Each entry below is to be given again word for word, with no pictures.

Dataset rows
· · · · · · ·

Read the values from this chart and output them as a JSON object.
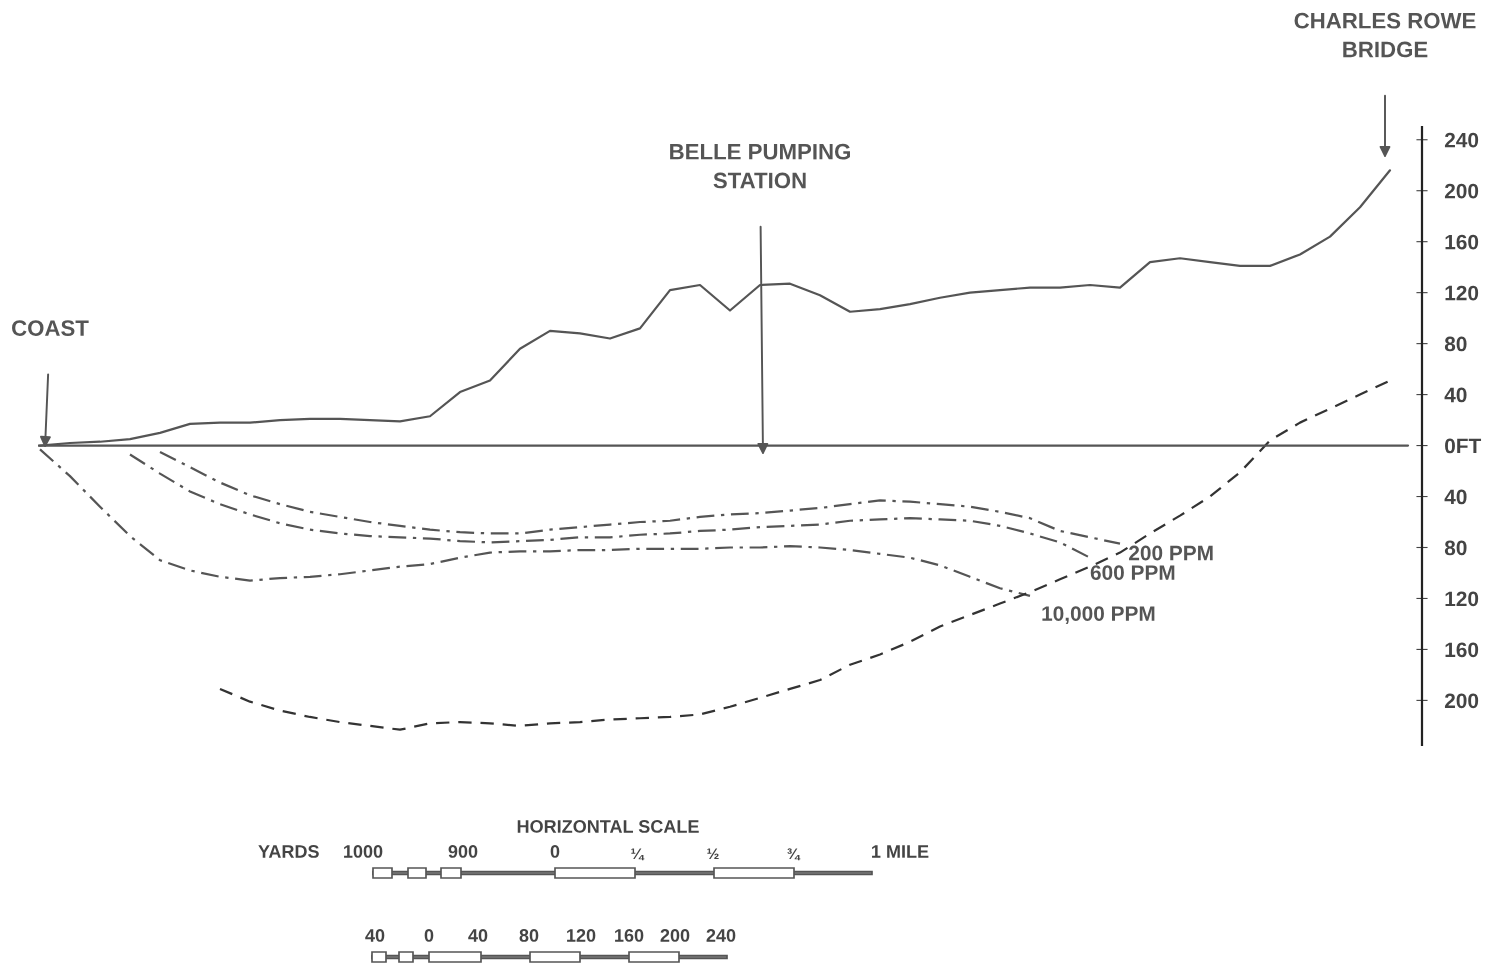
{
  "chart_data": {
    "type": "line",
    "categories": [
      null,
      null,
      null,
      null,
      null,
      null,
      null,
      null,
      null,
      null,
      null,
      null,
      null,
      null,
      null,
      null,
      null,
      null,
      null,
      null,
      null,
      null,
      null,
      null,
      null,
      null,
      null,
      null,
      null,
      null,
      null,
      null,
      null,
      null,
      null,
      null,
      null,
      null,
      null,
      null,
      null,
      null,
      null,
      null,
      null,
      null
    ],
    "series": [
      {
        "color": "#555555",
        "line_style": "solid",
        "values": [
          0,
          2,
          3,
          5,
          10,
          17,
          18,
          18,
          20,
          21,
          21,
          20,
          19,
          23,
          42,
          51,
          76,
          90,
          88,
          84,
          92,
          122,
          126,
          106,
          126,
          127,
          118,
          105,
          107,
          111,
          116,
          120,
          122,
          124,
          124,
          126,
          124,
          144,
          147,
          144,
          141,
          141,
          150,
          164,
          187,
          216
        ]
      },
      {
        "name": "10,000 PPM",
        "color": "#555555",
        "line_style": "dashdot",
        "values": [
          -3,
          -24,
          -48,
          -71,
          -90,
          -98,
          -103,
          -106,
          -104,
          -103,
          -101,
          -98,
          -95,
          -93,
          -88,
          -84,
          -83,
          -83,
          -82,
          -82,
          -81,
          -81,
          -81,
          -80,
          -80,
          -79,
          -80,
          -82,
          -85,
          -88,
          -94,
          -103,
          -112,
          -118,
          null,
          null,
          null,
          null,
          null,
          null,
          null,
          null,
          null,
          null,
          null,
          null
        ]
      },
      {
        "name": "600 PPM",
        "color": "#555555",
        "line_style": "dashdot",
        "values": [
          null,
          null,
          null,
          -7,
          -22,
          -36,
          -46,
          -54,
          -61,
          -66,
          -69,
          -71,
          -72,
          -73,
          -75,
          -76,
          -75,
          -74,
          -72,
          -72,
          -70,
          -69,
          -67,
          -66,
          -64,
          -63,
          -62,
          -59,
          -58,
          -57,
          -58,
          -59,
          -63,
          -69,
          -76,
          -88,
          null,
          null,
          null,
          null,
          null,
          null,
          null,
          null,
          null,
          null
        ]
      },
      {
        "name": "200 PPM",
        "color": "#555555",
        "line_style": "dashdot",
        "values": [
          null,
          null,
          null,
          null,
          -5,
          -17,
          -29,
          -39,
          -46,
          -52,
          -56,
          -60,
          -63,
          -66,
          -68,
          -69,
          -69,
          -66,
          -64,
          -62,
          -60,
          -59,
          -56,
          -54,
          -53,
          -51,
          -49,
          -46,
          -43,
          -44,
          -46,
          -48,
          -52,
          -57,
          -67,
          -72,
          -77,
          null,
          null,
          null,
          null,
          null,
          null,
          null,
          null,
          null
        ]
      },
      {
        "color": "#333333",
        "line_style": "dashed",
        "values": [
          null,
          null,
          null,
          null,
          null,
          null,
          -191,
          -201,
          -208,
          -213,
          -217,
          -220,
          -223,
          -218,
          -217,
          -218,
          -220,
          -218,
          -217,
          -215,
          -214,
          -213,
          -211,
          -205,
          -198,
          -191,
          -184,
          -172,
          -164,
          -154,
          -142,
          -133,
          -124,
          -115,
          -105,
          -95,
          -84,
          -69,
          -55,
          -40,
          -21,
          4,
          18,
          29,
          40,
          51
        ]
      }
    ],
    "ylim": [
      -235,
      250
    ],
    "yticks": [
      240,
      200,
      160,
      120,
      80,
      40,
      {
        "value": 0,
        "label": "0FT"
      },
      {
        "value": -40,
        "label": "40"
      },
      {
        "value": -80,
        "label": "80"
      },
      {
        "value": -120,
        "label": "120"
      },
      {
        "value": -160,
        "label": "160"
      },
      {
        "value": -200,
        "label": "200"
      }
    ],
    "tick_labels": "y",
    "grid": false,
    "legend": false,
    "ref_lines": [
      {
        "axis": "y",
        "value": 0,
        "color": "#555555"
      }
    ],
    "annotations": [
      "COAST",
      "BELLE PUMPING\nSTATION",
      "CHARLES ROWE\nBRIDGE",
      "HORIZONTAL SCALE",
      "YARDS",
      "1000",
      "900",
      "0",
      "¼",
      "½",
      "¾",
      "1 MILE",
      "40",
      "0",
      "40",
      "80",
      "120",
      "160",
      "200",
      "240"
    ]
  }
}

· · · · · · ·

Output below
Read the values from this chart and output them as a JSON object.
{
  "chart_data": {
    "type": "line",
    "categories": [
      null,
      null,
      null,
      null,
      null,
      null,
      null,
      null,
      null,
      null,
      null,
      null,
      null,
      null,
      null,
      null,
      null,
      null,
      null,
      null,
      null,
      null,
      null,
      null,
      null,
      null,
      null,
      null,
      null,
      null,
      null,
      null,
      null,
      null,
      null,
      null,
      null,
      null,
      null,
      null,
      null,
      null,
      null,
      null,
      null,
      null
    ],
    "series": [
      {
        "color": "#555555",
        "line_style": "solid",
        "values": [
          0,
          2,
          3,
          5,
          10,
          17,
          18,
          18,
          20,
          21,
          21,
          20,
          19,
          23,
          42,
          51,
          76,
          90,
          88,
          84,
          92,
          122,
          126,
          106,
          126,
          127,
          118,
          105,
          107,
          111,
          116,
          120,
          122,
          124,
          124,
          126,
          124,
          144,
          147,
          144,
          141,
          141,
          150,
          164,
          187,
          216
        ]
      },
      {
        "name": "10,000 PPM",
        "color": "#555555",
        "line_style": "dashdot",
        "values": [
          -3,
          -24,
          -48,
          -71,
          -90,
          -98,
          -103,
          -106,
          -104,
          -103,
          -101,
          -98,
          -95,
          -93,
          -88,
          -84,
          -83,
          -83,
          -82,
          -82,
          -81,
          -81,
          -81,
          -80,
          -80,
          -79,
          -80,
          -82,
          -85,
          -88,
          -94,
          -103,
          -112,
          -118,
          null,
          null,
          null,
          null,
          null,
          null,
          null,
          null,
          null,
          null,
          null,
          null
        ]
      },
      {
        "name": "600 PPM",
        "color": "#555555",
        "line_style": "dashdot",
        "values": [
          null,
          null,
          null,
          -7,
          -22,
          -36,
          -46,
          -54,
          -61,
          -66,
          -69,
          -71,
          -72,
          -73,
          -75,
          -76,
          -75,
          -74,
          -72,
          -72,
          -70,
          -69,
          -67,
          -66,
          -64,
          -63,
          -62,
          -59,
          -58,
          -57,
          -58,
          -59,
          -63,
          -69,
          -76,
          -88,
          null,
          null,
          null,
          null,
          null,
          null,
          null,
          null,
          null,
          null
        ]
      },
      {
        "name": "200 PPM",
        "color": "#555555",
        "line_style": "dashdot",
        "values": [
          null,
          null,
          null,
          null,
          -5,
          -17,
          -29,
          -39,
          -46,
          -52,
          -56,
          -60,
          -63,
          -66,
          -68,
          -69,
          -69,
          -66,
          -64,
          -62,
          -60,
          -59,
          -56,
          -54,
          -53,
          -51,
          -49,
          -46,
          -43,
          -44,
          -46,
          -48,
          -52,
          -57,
          -67,
          -72,
          -77,
          null,
          null,
          null,
          null,
          null,
          null,
          null,
          null,
          null
        ]
      },
      {
        "color": "#333333",
        "line_style": "dashed",
        "values": [
          null,
          null,
          null,
          null,
          null,
          null,
          -191,
          -201,
          -208,
          -213,
          -217,
          -220,
          -223,
          -218,
          -217,
          -218,
          -220,
          -218,
          -217,
          -215,
          -214,
          -213,
          -211,
          -205,
          -198,
          -191,
          -184,
          -172,
          -164,
          -154,
          -142,
          -133,
          -124,
          -115,
          -105,
          -95,
          -84,
          -69,
          -55,
          -40,
          -21,
          4,
          18,
          29,
          40,
          51
        ]
      }
    ],
    "ylim": [
      -235,
      250
    ],
    "yticks": [
      240,
      200,
      160,
      120,
      80,
      40,
      {
        "value": 0,
        "label": "0FT"
      },
      {
        "value": -40,
        "label": "40"
      },
      {
        "value": -80,
        "label": "80"
      },
      {
        "value": -120,
        "label": "120"
      },
      {
        "value": -160,
        "label": "160"
      },
      {
        "value": -200,
        "label": "200"
      }
    ],
    "tick_labels": "y",
    "grid": false,
    "legend": false,
    "ref_lines": [
      {
        "axis": "y",
        "value": 0,
        "color": "#555555"
      }
    ],
    "annotations": [
      "COAST",
      "BELLE PUMPING\nSTATION",
      "CHARLES ROWE\nBRIDGE",
      "HORIZONTAL SCALE",
      "YARDS",
      "1000",
      "900",
      "0",
      "¼",
      "½",
      "¾",
      "1 MILE",
      "40",
      "0",
      "40",
      "80",
      "120",
      "160",
      "200",
      "240"
    ]
  }
}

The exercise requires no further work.